### Set exercise
Transcribe the full listing below exactly.

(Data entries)
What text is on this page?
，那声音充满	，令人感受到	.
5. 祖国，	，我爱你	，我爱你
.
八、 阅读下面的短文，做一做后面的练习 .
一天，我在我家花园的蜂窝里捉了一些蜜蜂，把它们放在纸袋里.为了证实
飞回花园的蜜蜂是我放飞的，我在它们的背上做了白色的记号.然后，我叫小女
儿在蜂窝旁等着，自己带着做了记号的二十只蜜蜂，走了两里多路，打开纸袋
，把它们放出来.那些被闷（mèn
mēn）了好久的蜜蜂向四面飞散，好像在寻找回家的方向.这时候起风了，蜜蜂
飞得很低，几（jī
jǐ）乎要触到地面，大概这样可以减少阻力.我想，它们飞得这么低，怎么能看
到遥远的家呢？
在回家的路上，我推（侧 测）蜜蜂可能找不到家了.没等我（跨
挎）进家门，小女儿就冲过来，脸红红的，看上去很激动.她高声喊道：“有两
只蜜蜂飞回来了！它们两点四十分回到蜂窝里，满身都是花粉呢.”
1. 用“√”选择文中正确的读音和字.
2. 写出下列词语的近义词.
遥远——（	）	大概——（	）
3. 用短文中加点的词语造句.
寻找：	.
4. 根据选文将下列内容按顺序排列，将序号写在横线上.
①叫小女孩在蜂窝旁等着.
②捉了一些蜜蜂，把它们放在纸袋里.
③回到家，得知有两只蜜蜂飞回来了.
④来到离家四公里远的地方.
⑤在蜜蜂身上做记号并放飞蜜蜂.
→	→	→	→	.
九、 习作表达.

### Complete output
What text is on this page?
，那声音充满	，令人感受到	.
5. 祖国，	，我爱你	，我爱你
.
八、 阅读下面的短文，做一做后面的练习 .
一天，我在我家花园的蜂窝里捉了一些蜜蜂，把它们放在纸袋里.为了证实
飞回花园的蜜蜂是我放飞的，我在它们的背上做了白色的记号.然后，我叫小女
儿在蜂窝旁等着，自己带着做了记号的二十只蜜蜂，走了两里多路，打开纸袋
，把它们放出来.那些被闷（mèn
mēn）了好久的蜜蜂向四面飞散，好像在寻找回家的方向.这时候起风了，蜜蜂
飞得很低，几（jī
jǐ）乎要触到地面，大概这样可以减少阻力.我想，它们飞得这么低，怎么能看
到遥远的家呢？
在回家的路上，我推（侧 测）蜜蜂可能找不到家了.没等我（跨
挎）进家门，小女儿就冲过来，脸红红的，看上去很激动.她高声喊道：“有两
只蜜蜂飞回来了！它们两点四十分回到蜂窝里，满身都是花粉呢.”
1. 用“√”选择文中正确的读音和字.
2. 写出下列词语的近义词.
遥远——（	）	大概——（	）
3. 用短文中加点的词语造句.
寻找：	.
4. 根据选文将下列内容按顺序排列，将序号写在横线上.
①叫小女孩在蜂窝旁等着.
②捉了一些蜜蜂，把它们放在纸袋里.
③回到家，得知有两只蜜蜂飞回来了.
④来到离家四公里远的地方.
⑤在蜜蜂身上做记号并放飞蜜蜂.
→	→	→	→	.
九、 习作表达.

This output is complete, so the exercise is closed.